──────── Input records

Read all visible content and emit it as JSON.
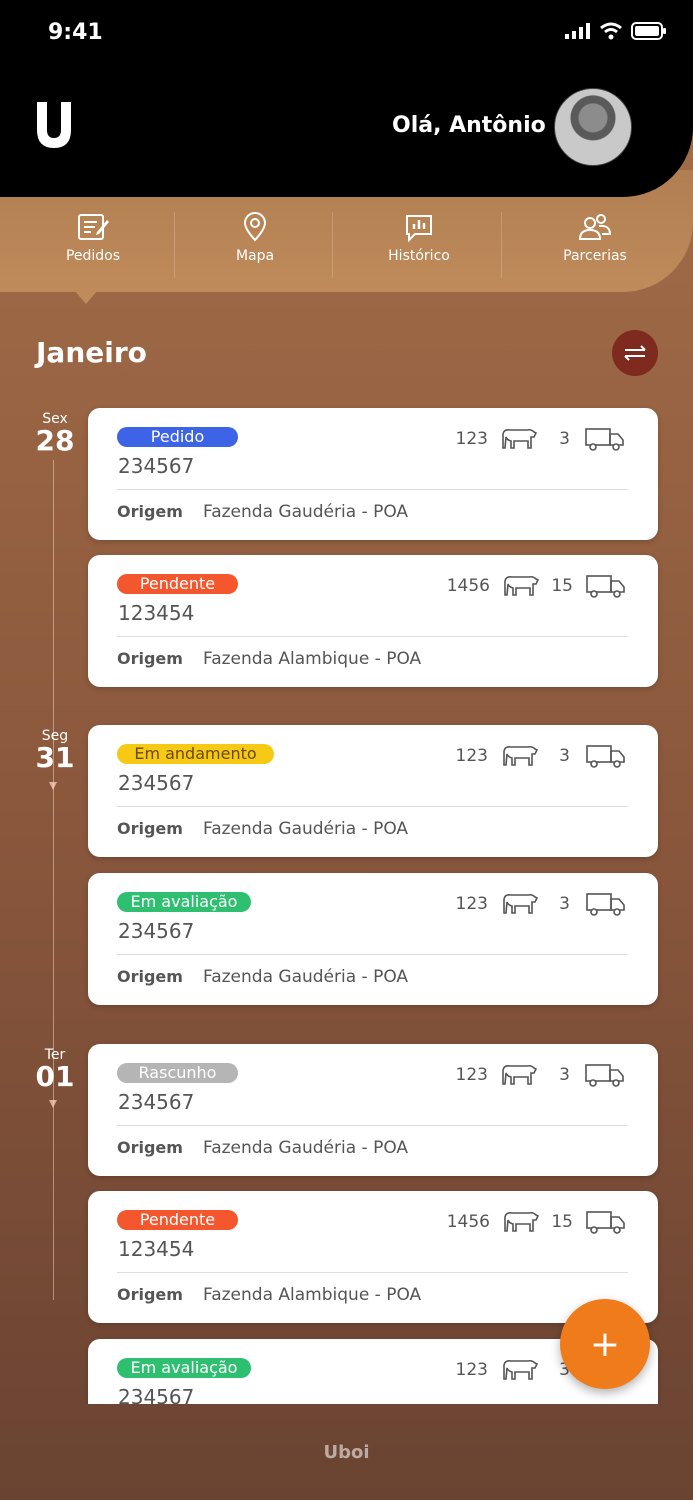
{
  "status_bar": {
    "time": "9:41"
  },
  "header": {
    "logo_letter": "U",
    "greeting": "Olá, Antônio"
  },
  "tabs": [
    {
      "label": "Pedidos",
      "icon": "orders-icon"
    },
    {
      "label": "Mapa",
      "icon": "map-pin-icon"
    },
    {
      "label": "Histórico",
      "icon": "history-chart-icon"
    },
    {
      "label": "Parcerias",
      "icon": "partners-icon"
    }
  ],
  "month": "Janeiro",
  "days": [
    {
      "dow": "Sex",
      "num": "28"
    },
    {
      "dow": "Seg",
      "num": "31"
    },
    {
      "dow": "Ter",
      "num": "01"
    }
  ],
  "origin_label": "Origem",
  "colors": {
    "pedido": "#3d63e6",
    "pendente": "#f4572e",
    "em_andamento": "#f6c915",
    "em_avaliacao": "#2fbf71",
    "rascunho": "#b5b5b5",
    "fab": "#f07b1b"
  },
  "orders": [
    {
      "status": "Pedido",
      "id": "234567",
      "animals": "123",
      "trucks": "3",
      "origin": "Fazenda Gaudéria - POA"
    },
    {
      "status": "Pendente",
      "id": "123454",
      "animals": "1456",
      "trucks": "15",
      "origin": "Fazenda Alambique - POA"
    },
    {
      "status": "Em andamento",
      "id": "234567",
      "animals": "123",
      "trucks": "3",
      "origin": "Fazenda Gaudéria - POA"
    },
    {
      "status": "Em avaliação",
      "id": "234567",
      "animals": "123",
      "trucks": "3",
      "origin": "Fazenda Gaudéria - POA"
    },
    {
      "status": "Rascunho",
      "id": "234567",
      "animals": "123",
      "trucks": "3",
      "origin": "Fazenda Gaudéria - POA"
    },
    {
      "status": "Pendente",
      "id": "123454",
      "animals": "1456",
      "trucks": "15",
      "origin": "Fazenda Alambique - POA"
    },
    {
      "status": "Em avaliação",
      "id": "234567",
      "animals": "123",
      "trucks": "3",
      "origin": ""
    }
  ],
  "fab_label": "+",
  "footer_brand": "Uboi"
}
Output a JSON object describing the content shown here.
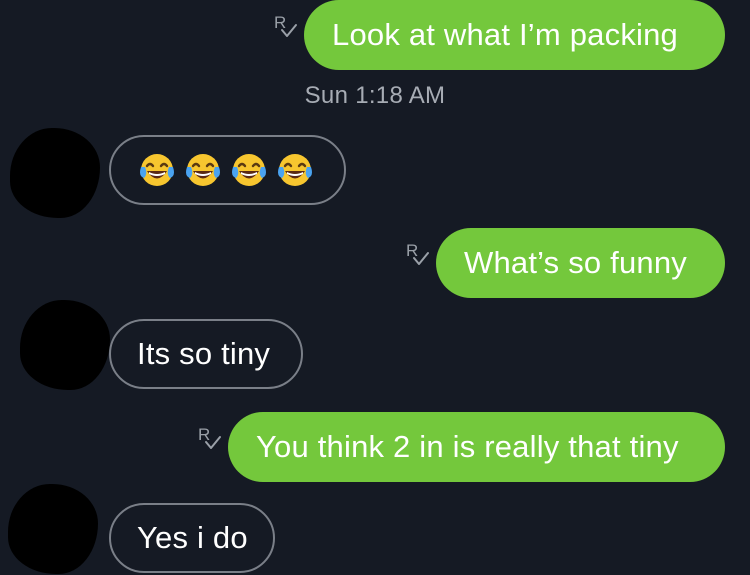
{
  "messages": [
    {
      "id": "m1",
      "direction": "outgoing",
      "text": "Look at what I’m packing",
      "read_receipt": "read-receipt-icon"
    },
    {
      "id": "m2",
      "direction": "incoming",
      "text": "😂😂😂😂",
      "emoji": "face-with-tears-of-joy",
      "emoji_count": 4
    },
    {
      "id": "m3",
      "direction": "outgoing",
      "text": "What’s so funny",
      "read_receipt": "read-receipt-icon"
    },
    {
      "id": "m4",
      "direction": "incoming",
      "text": "Its so tiny"
    },
    {
      "id": "m5",
      "direction": "outgoing",
      "text": "You think 2 in is really that tiny",
      "read_receipt": "read-receipt-icon"
    },
    {
      "id": "m6",
      "direction": "incoming",
      "text": "Yes i do"
    }
  ],
  "timestamp": "Sun 1:18 AM",
  "colors": {
    "background": "#151a24",
    "outgoing_bubble": "#74c83c",
    "incoming_border": "#7a7f88",
    "text": "#ffffff",
    "timestamp": "#a7acb4",
    "receipt_icon": "#9aa0a8",
    "avatar": "#000000"
  },
  "icons": {
    "read_receipt": "read-receipt-icon",
    "avatar": "avatar-redacted"
  }
}
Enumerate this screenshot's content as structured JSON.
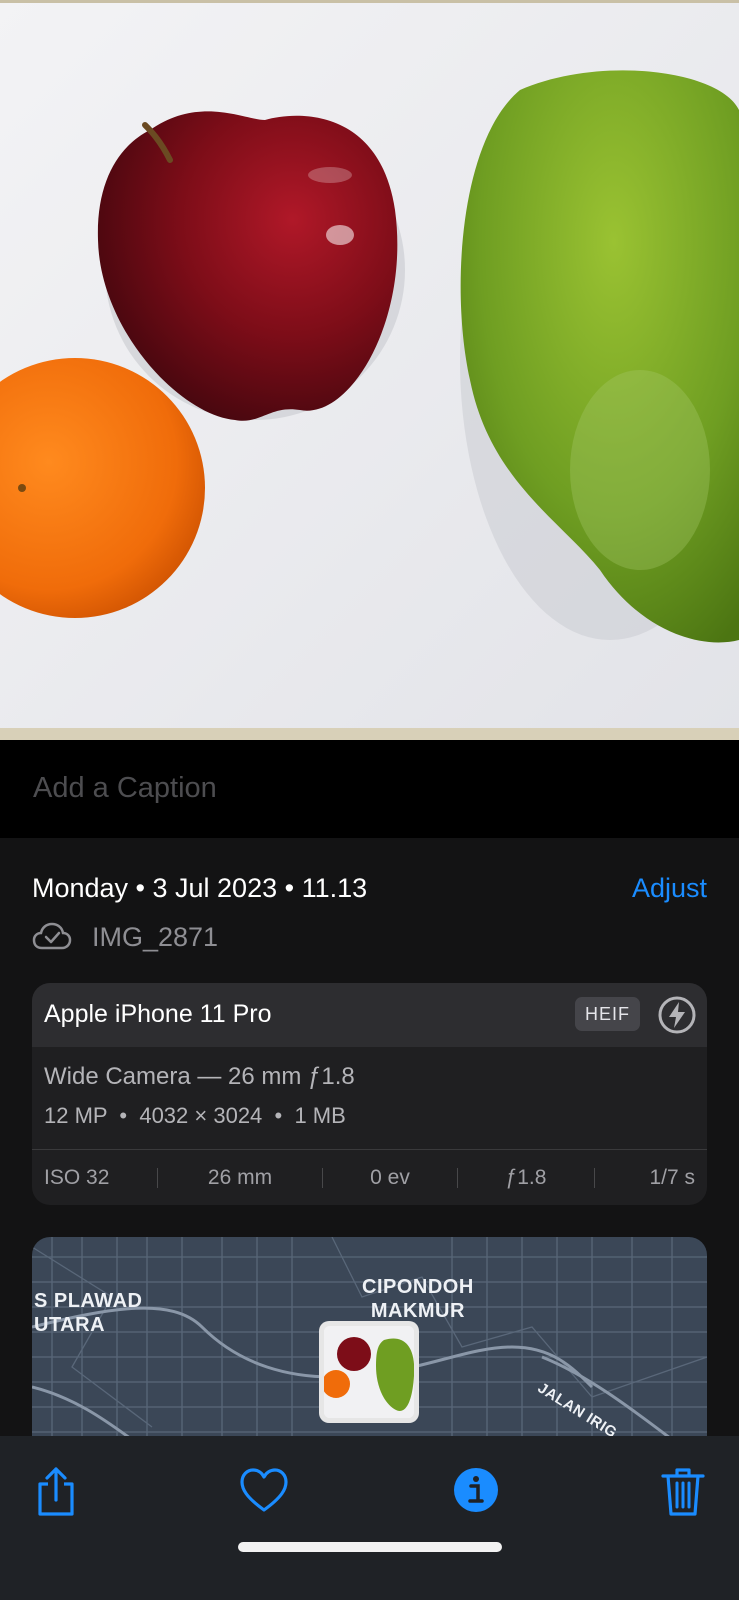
{
  "caption": {
    "placeholder": "Add a Caption"
  },
  "details": {
    "date_time": "Monday • 3 Jul 2023 • 11.13",
    "adjust_label": "Adjust",
    "file_name": "IMG_2871"
  },
  "camera": {
    "device": "Apple iPhone 11 Pro",
    "format_badge": "HEIF",
    "lens": "Wide Camera — 26 mm ƒ1.8",
    "specs": "12 MP  •  4032 × 3024  •  1 MB",
    "exif": [
      "ISO 32",
      "26 mm",
      "0 ev",
      "ƒ1.8",
      "1/7 s"
    ]
  },
  "map": {
    "labels": {
      "left": "S PLAWAD\nUTARA",
      "center": "CIPONDOH\nMAKMUR",
      "road": "JALAN IRIG"
    }
  },
  "toolbar": {
    "icons": [
      "share-icon",
      "heart-icon",
      "info-icon",
      "trash-icon"
    ]
  },
  "colors": {
    "accent": "#1a8cff",
    "background": "#000000",
    "panel": "#131314",
    "card": "#1f1f21",
    "map": "#3b4757"
  }
}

────────────────

Make a tally of the lines in this data that include the string "content", and answer with that tally alone.

- **Exercise result**
3